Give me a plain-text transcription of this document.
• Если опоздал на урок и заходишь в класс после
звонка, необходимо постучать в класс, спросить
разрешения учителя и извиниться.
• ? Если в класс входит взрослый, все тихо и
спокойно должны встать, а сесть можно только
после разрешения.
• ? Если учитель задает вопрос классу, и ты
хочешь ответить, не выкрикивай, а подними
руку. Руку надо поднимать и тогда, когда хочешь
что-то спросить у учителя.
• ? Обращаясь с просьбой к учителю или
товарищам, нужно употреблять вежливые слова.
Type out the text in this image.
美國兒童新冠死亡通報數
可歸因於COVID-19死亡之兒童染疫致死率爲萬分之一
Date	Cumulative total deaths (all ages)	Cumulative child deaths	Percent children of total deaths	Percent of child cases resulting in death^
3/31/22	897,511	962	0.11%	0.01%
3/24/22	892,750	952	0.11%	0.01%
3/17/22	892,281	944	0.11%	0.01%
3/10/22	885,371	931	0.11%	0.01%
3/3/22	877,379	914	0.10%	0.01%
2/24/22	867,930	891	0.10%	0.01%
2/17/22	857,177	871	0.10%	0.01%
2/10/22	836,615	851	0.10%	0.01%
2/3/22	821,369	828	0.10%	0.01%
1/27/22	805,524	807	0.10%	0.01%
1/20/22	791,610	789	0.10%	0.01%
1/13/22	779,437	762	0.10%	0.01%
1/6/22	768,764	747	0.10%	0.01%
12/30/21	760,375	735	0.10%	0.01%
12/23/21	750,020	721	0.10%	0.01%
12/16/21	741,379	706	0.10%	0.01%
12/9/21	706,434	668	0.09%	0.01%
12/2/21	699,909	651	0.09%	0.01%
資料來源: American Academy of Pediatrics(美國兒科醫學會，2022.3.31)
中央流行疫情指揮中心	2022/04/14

==================================================

Every line of the records above needs to be given again exactly.

Give me a plain-text transcription of this document.
• Если опоздал на урок и заходишь в класс после
звонка, необходимо постучать в класс, спросить
разрешения учителя и извиниться.
• ? Если в класс входит взрослый, все тихо и
спокойно должны встать, а сесть можно только
после разрешения.
• ? Если учитель задает вопрос классу, и ты
хочешь ответить, не выкрикивай, а подними
руку. Руку надо поднимать и тогда, когда хочешь
что-то спросить у учителя.
• ? Обращаясь с просьбой к учителю или
товарищам, нужно употреблять вежливые слова.
Type out the text in this image.
美國兒童新冠死亡通報數
可歸因於COVID-19死亡之兒童染疫致死率爲萬分之一
Date	Cumulative total deaths (all ages)	Cumulative child deaths	Percent children of total deaths	Percent of child cases resulting in death^
3/31/22	897,511	962	0.11%	0.01%
3/24/22	892,750	952	0.11%	0.01%
3/17/22	892,281	944	0.11%	0.01%
3/10/22	885,371	931	0.11%	0.01%
3/3/22	877,379	914	0.10%	0.01%
2/24/22	867,930	891	0.10%	0.01%
2/17/22	857,177	871	0.10%	0.01%
2/10/22	836,615	851	0.10%	0.01%
2/3/22	821,369	828	0.10%	0.01%
1/27/22	805,524	807	0.10%	0.01%
1/20/22	791,610	789	0.10%	0.01%
1/13/22	779,437	762	0.10%	0.01%
1/6/22	768,764	747	0.10%	0.01%
12/30/21	760,375	735	0.10%	0.01%
12/23/21	750,020	721	0.10%	0.01%
12/16/21	741,379	706	0.10%	0.01%
12/9/21	706,434	668	0.09%	0.01%
12/2/21	699,909	651	0.09%	0.01%
資料來源: American Academy of Pediatrics(美國兒科醫學會，2022.3.31)
中央流行疫情指揮中心	2022/04/14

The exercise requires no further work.